::: RECORDS SUPPLIED :::

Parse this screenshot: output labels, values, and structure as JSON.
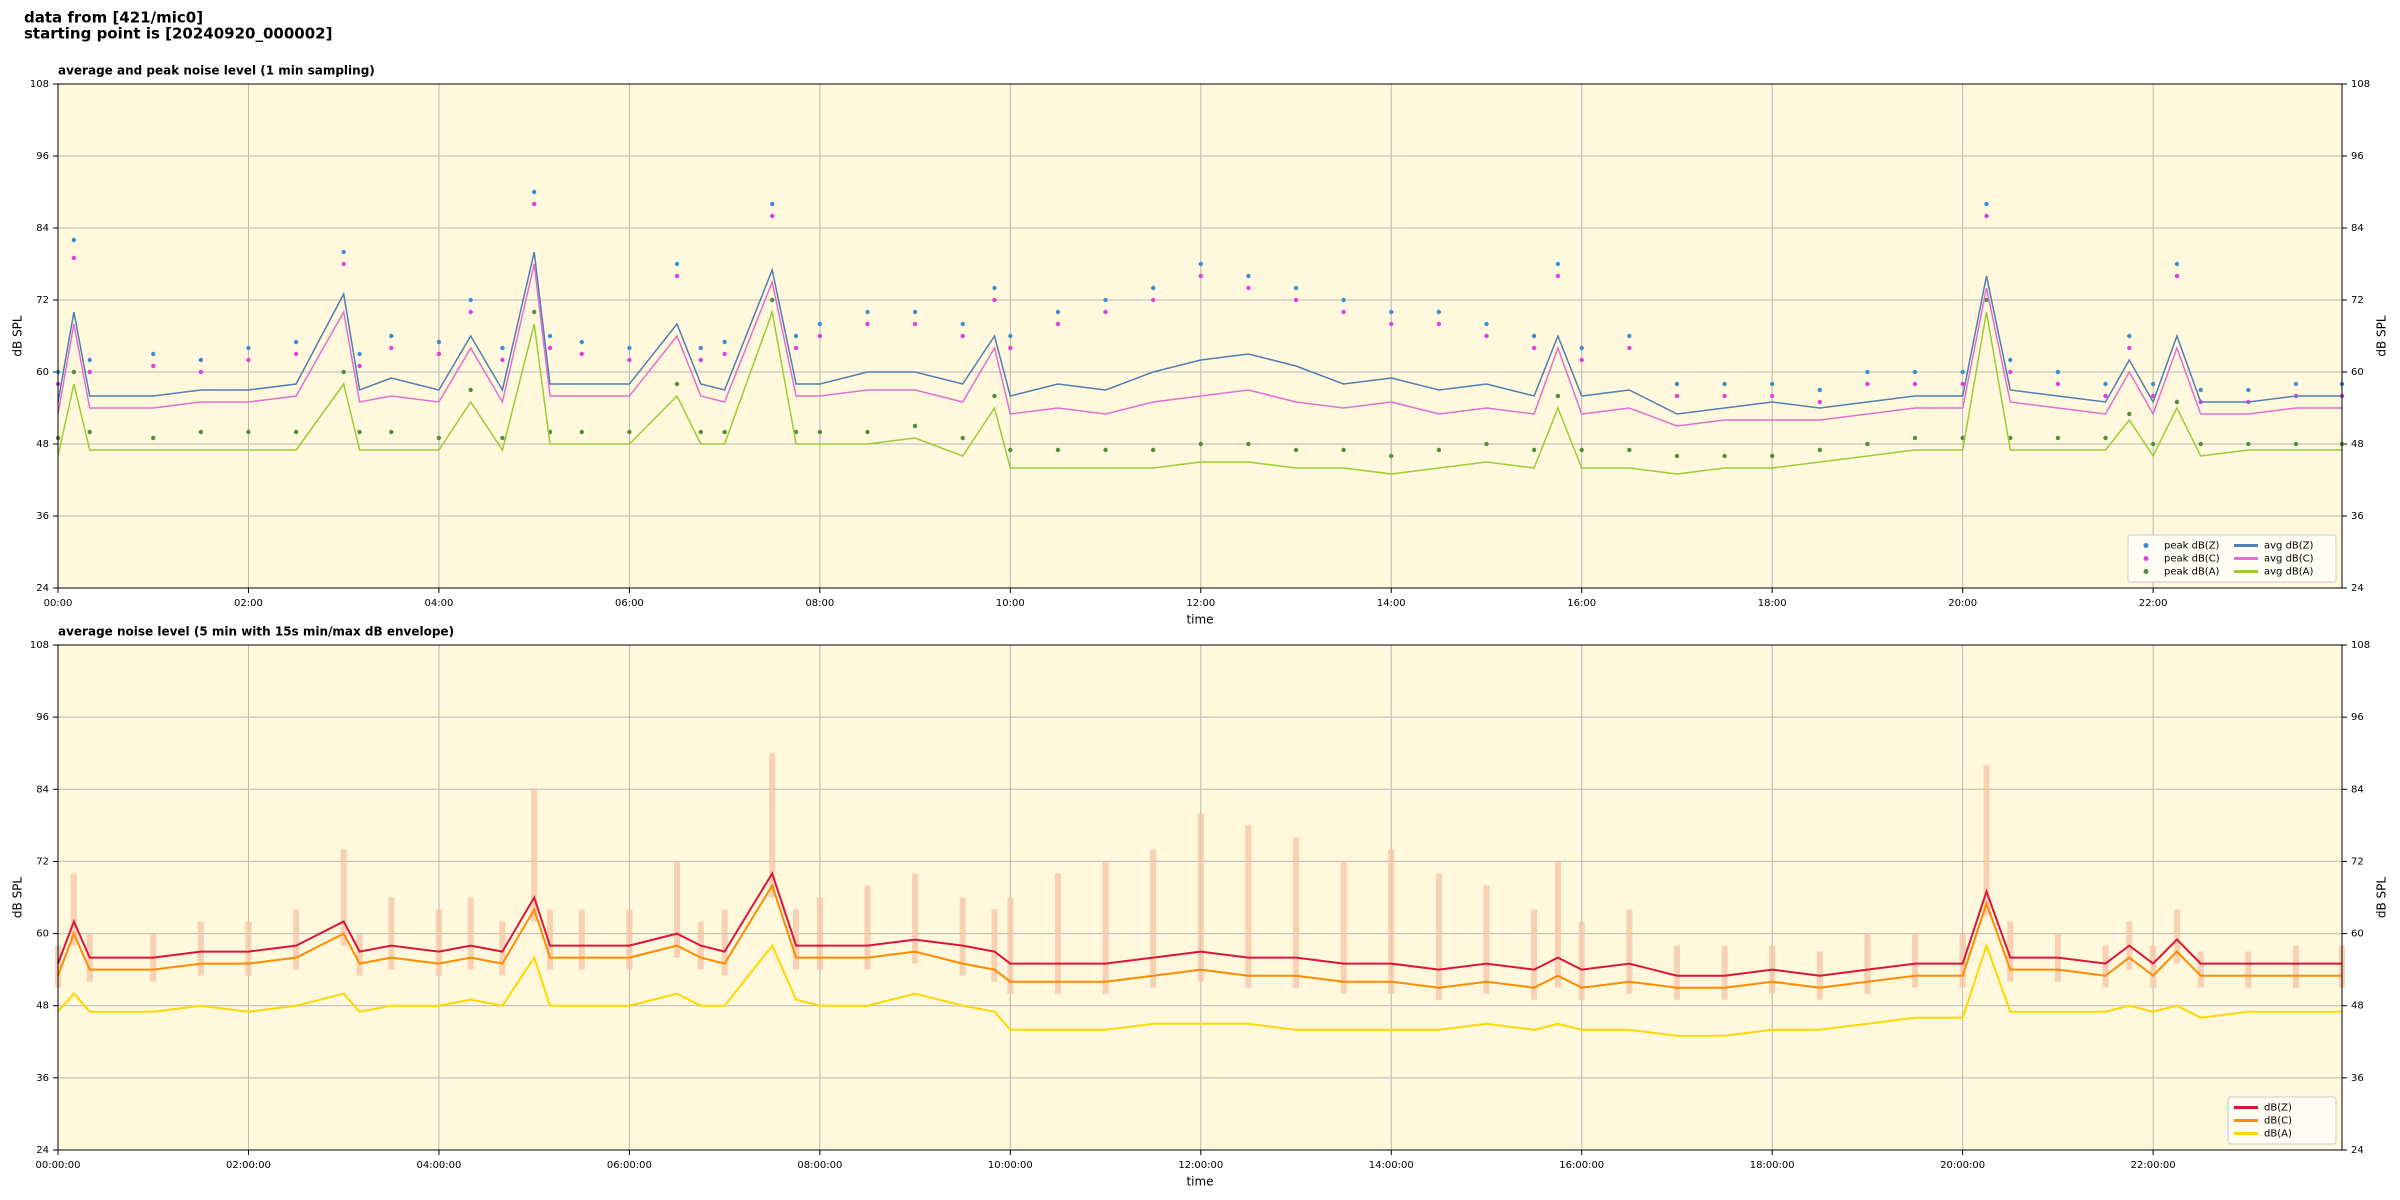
{
  "header": {
    "line1": "data from [421/mic0]",
    "line2": "starting point is [20240920_000002]"
  },
  "chart_data": [
    {
      "type": "line",
      "title": "average and peak noise level (1 min sampling)",
      "xlabel": "time",
      "ylabel": "dB SPL",
      "background": "#fff8dc",
      "grid": true,
      "legend": "lower right",
      "legend_columns": 2,
      "xlim": [
        "00:00",
        "23:59"
      ],
      "xticks": [
        "00:00",
        "02:00",
        "04:00",
        "06:00",
        "08:00",
        "10:00",
        "12:00",
        "14:00",
        "16:00",
        "18:00",
        "20:00",
        "22:00"
      ],
      "ylim": [
        24,
        108
      ],
      "yticks": [
        24,
        36,
        48,
        60,
        72,
        84,
        96,
        108
      ],
      "x": [
        "00:00",
        "00:10",
        "00:20",
        "01:00",
        "01:30",
        "02:00",
        "02:30",
        "03:00",
        "03:10",
        "03:30",
        "04:00",
        "04:20",
        "04:40",
        "05:00",
        "05:10",
        "05:30",
        "06:00",
        "06:30",
        "06:45",
        "07:00",
        "07:30",
        "07:45",
        "08:00",
        "08:30",
        "09:00",
        "09:30",
        "09:50",
        "10:00",
        "10:30",
        "11:00",
        "11:30",
        "12:00",
        "12:30",
        "13:00",
        "13:30",
        "14:00",
        "14:30",
        "15:00",
        "15:30",
        "15:45",
        "16:00",
        "16:30",
        "17:00",
        "17:30",
        "18:00",
        "18:30",
        "19:00",
        "19:30",
        "20:00",
        "20:15",
        "20:30",
        "21:00",
        "21:30",
        "21:45",
        "22:00",
        "22:15",
        "22:30",
        "23:00",
        "23:30",
        "23:59"
      ],
      "series": [
        {
          "name": "peak dB(Z)",
          "type": "scatter",
          "color": "#3a8fd9",
          "values": [
            60,
            82,
            62,
            63,
            62,
            64,
            65,
            80,
            63,
            66,
            65,
            72,
            64,
            90,
            66,
            65,
            64,
            78,
            64,
            65,
            88,
            66,
            68,
            70,
            70,
            68,
            74,
            66,
            70,
            72,
            74,
            78,
            76,
            74,
            72,
            70,
            70,
            68,
            66,
            78,
            64,
            66,
            58,
            58,
            58,
            57,
            60,
            60,
            60,
            88,
            62,
            60,
            58,
            66,
            58,
            78,
            57,
            57,
            58,
            58
          ]
        },
        {
          "name": "peak dB(C)",
          "type": "scatter",
          "color": "#e040e0",
          "values": [
            58,
            79,
            60,
            61,
            60,
            62,
            63,
            78,
            61,
            64,
            63,
            70,
            62,
            88,
            64,
            63,
            62,
            76,
            62,
            63,
            86,
            64,
            66,
            68,
            68,
            66,
            72,
            64,
            68,
            70,
            72,
            76,
            74,
            72,
            70,
            68,
            68,
            66,
            64,
            76,
            62,
            64,
            56,
            56,
            56,
            55,
            58,
            58,
            58,
            86,
            60,
            58,
            56,
            64,
            56,
            76,
            55,
            55,
            56,
            56
          ]
        },
        {
          "name": "peak dB(A)",
          "type": "scatter",
          "color": "#4e8f3a",
          "values": [
            49,
            60,
            50,
            49,
            50,
            50,
            50,
            60,
            50,
            50,
            49,
            57,
            49,
            70,
            50,
            50,
            50,
            58,
            50,
            50,
            72,
            50,
            50,
            50,
            51,
            49,
            56,
            47,
            47,
            47,
            47,
            48,
            48,
            47,
            47,
            46,
            47,
            48,
            47,
            56,
            47,
            47,
            46,
            46,
            46,
            47,
            48,
            49,
            49,
            72,
            49,
            49,
            49,
            53,
            48,
            55,
            48,
            48,
            48,
            48
          ]
        },
        {
          "name": "avg dB(Z)",
          "type": "line",
          "color": "#4f7fb3",
          "values": [
            55,
            70,
            56,
            56,
            57,
            57,
            58,
            73,
            57,
            59,
            57,
            66,
            57,
            80,
            58,
            58,
            58,
            68,
            58,
            57,
            77,
            58,
            58,
            60,
            60,
            58,
            66,
            56,
            58,
            57,
            60,
            62,
            63,
            61,
            58,
            59,
            57,
            58,
            56,
            66,
            56,
            57,
            53,
            54,
            55,
            54,
            55,
            56,
            56,
            76,
            57,
            56,
            55,
            62,
            55,
            66,
            55,
            55,
            56,
            56
          ]
        },
        {
          "name": "avg dB(C)",
          "type": "line",
          "color": "#e070d0",
          "values": [
            53,
            68,
            54,
            54,
            55,
            55,
            56,
            70,
            55,
            56,
            55,
            64,
            55,
            78,
            56,
            56,
            56,
            66,
            56,
            55,
            75,
            56,
            56,
            57,
            57,
            55,
            64,
            53,
            54,
            53,
            55,
            56,
            57,
            55,
            54,
            55,
            53,
            54,
            53,
            64,
            53,
            54,
            51,
            52,
            52,
            52,
            53,
            54,
            54,
            74,
            55,
            54,
            53,
            60,
            53,
            64,
            53,
            53,
            54,
            54
          ]
        },
        {
          "name": "avg dB(A)",
          "type": "line",
          "color": "#9acd32",
          "values": [
            46,
            58,
            47,
            47,
            47,
            47,
            47,
            58,
            47,
            47,
            47,
            55,
            47,
            68,
            48,
            48,
            48,
            56,
            48,
            48,
            70,
            48,
            48,
            48,
            49,
            46,
            54,
            44,
            44,
            44,
            44,
            45,
            45,
            44,
            44,
            43,
            44,
            45,
            44,
            54,
            44,
            44,
            43,
            44,
            44,
            45,
            46,
            47,
            47,
            70,
            47,
            47,
            47,
            52,
            46,
            54,
            46,
            47,
            47,
            47
          ]
        }
      ]
    },
    {
      "type": "line",
      "title": "average noise level (5 min with 15s min/max dB envelope)",
      "xlabel": "time",
      "ylabel": "dB SPL",
      "background": "#fff8dc",
      "grid": true,
      "legend": "lower right",
      "legend_columns": 1,
      "xlim": [
        "00:00:00",
        "23:59:00"
      ],
      "xticks": [
        "00:00:00",
        "02:00:00",
        "04:00:00",
        "06:00:00",
        "08:00:00",
        "10:00:00",
        "12:00:00",
        "14:00:00",
        "16:00:00",
        "18:00:00",
        "20:00:00",
        "22:00:00"
      ],
      "ylim": [
        24,
        108
      ],
      "yticks": [
        24,
        36,
        48,
        60,
        72,
        84,
        96,
        108
      ],
      "x": [
        "00:00:00",
        "00:10:00",
        "00:20:00",
        "01:00:00",
        "01:30:00",
        "02:00:00",
        "02:30:00",
        "03:00:00",
        "03:10:00",
        "03:30:00",
        "04:00:00",
        "04:20:00",
        "04:40:00",
        "05:00:00",
        "05:10:00",
        "05:30:00",
        "06:00:00",
        "06:30:00",
        "06:45:00",
        "07:00:00",
        "07:30:00",
        "07:45:00",
        "08:00:00",
        "08:30:00",
        "09:00:00",
        "09:30:00",
        "09:50:00",
        "10:00:00",
        "10:30:00",
        "11:00:00",
        "11:30:00",
        "12:00:00",
        "12:30:00",
        "13:00:00",
        "13:30:00",
        "14:00:00",
        "14:30:00",
        "15:00:00",
        "15:30:00",
        "15:45:00",
        "16:00:00",
        "16:30:00",
        "17:00:00",
        "17:30:00",
        "18:00:00",
        "18:30:00",
        "19:00:00",
        "19:30:00",
        "20:00:00",
        "20:15:00",
        "20:30:00",
        "21:00:00",
        "21:30:00",
        "21:45:00",
        "22:00:00",
        "22:15:00",
        "22:30:00",
        "23:00:00",
        "23:30:00",
        "23:59:00"
      ],
      "envelope": {
        "color": "#f6c6a8",
        "max": [
          58,
          70,
          60,
          60,
          62,
          62,
          64,
          74,
          60,
          66,
          64,
          66,
          62,
          84,
          64,
          64,
          64,
          72,
          62,
          64,
          90,
          64,
          66,
          68,
          70,
          66,
          64,
          66,
          70,
          72,
          74,
          80,
          78,
          76,
          72,
          74,
          70,
          68,
          64,
          72,
          62,
          64,
          58,
          58,
          58,
          57,
          60,
          60,
          60,
          88,
          62,
          60,
          58,
          62,
          58,
          64,
          57,
          57,
          58,
          58
        ],
        "min": [
          51,
          58,
          52,
          52,
          53,
          53,
          54,
          58,
          53,
          54,
          53,
          54,
          53,
          62,
          54,
          54,
          54,
          56,
          54,
          53,
          66,
          54,
          54,
          54,
          55,
          53,
          52,
          50,
          50,
          50,
          51,
          52,
          51,
          51,
          50,
          50,
          49,
          50,
          49,
          51,
          49,
          50,
          49,
          49,
          50,
          49,
          50,
          51,
          51,
          63,
          52,
          52,
          51,
          54,
          51,
          55,
          51,
          51,
          51,
          51
        ]
      },
      "series": [
        {
          "name": "dB(Z)",
          "type": "line",
          "color": "#dc143c",
          "values": [
            55,
            62,
            56,
            56,
            57,
            57,
            58,
            62,
            57,
            58,
            57,
            58,
            57,
            66,
            58,
            58,
            58,
            60,
            58,
            57,
            70,
            58,
            58,
            58,
            59,
            58,
            57,
            55,
            55,
            55,
            56,
            57,
            56,
            56,
            55,
            55,
            54,
            55,
            54,
            56,
            54,
            55,
            53,
            53,
            54,
            53,
            54,
            55,
            55,
            67,
            56,
            56,
            55,
            58,
            55,
            59,
            55,
            55,
            55,
            55
          ]
        },
        {
          "name": "dB(C)",
          "type": "line",
          "color": "#ff8c00",
          "values": [
            53,
            60,
            54,
            54,
            55,
            55,
            56,
            60,
            55,
            56,
            55,
            56,
            55,
            64,
            56,
            56,
            56,
            58,
            56,
            55,
            68,
            56,
            56,
            56,
            57,
            55,
            54,
            52,
            52,
            52,
            53,
            54,
            53,
            53,
            52,
            52,
            51,
            52,
            51,
            53,
            51,
            52,
            51,
            51,
            52,
            51,
            52,
            53,
            53,
            65,
            54,
            54,
            53,
            56,
            53,
            57,
            53,
            53,
            53,
            53
          ]
        },
        {
          "name": "dB(A)",
          "type": "line",
          "color": "#ffd700",
          "values": [
            47,
            50,
            47,
            47,
            48,
            47,
            48,
            50,
            47,
            48,
            48,
            49,
            48,
            56,
            48,
            48,
            48,
            50,
            48,
            48,
            58,
            49,
            48,
            48,
            50,
            48,
            47,
            44,
            44,
            44,
            45,
            45,
            45,
            44,
            44,
            44,
            44,
            45,
            44,
            45,
            44,
            44,
            43,
            43,
            44,
            44,
            45,
            46,
            46,
            58,
            47,
            47,
            47,
            48,
            47,
            48,
            46,
            47,
            47,
            47
          ]
        }
      ]
    }
  ]
}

:::

## EXERCISE DESCRIPTION
Pull out all lines from the entries above in which the word "average" appears.

## ANSWER TO THE PROBLEM
      "title": "average and peak noise level (1 min sampling)",
      "title": "average noise level (5 min with 15s min/max dB envelope)",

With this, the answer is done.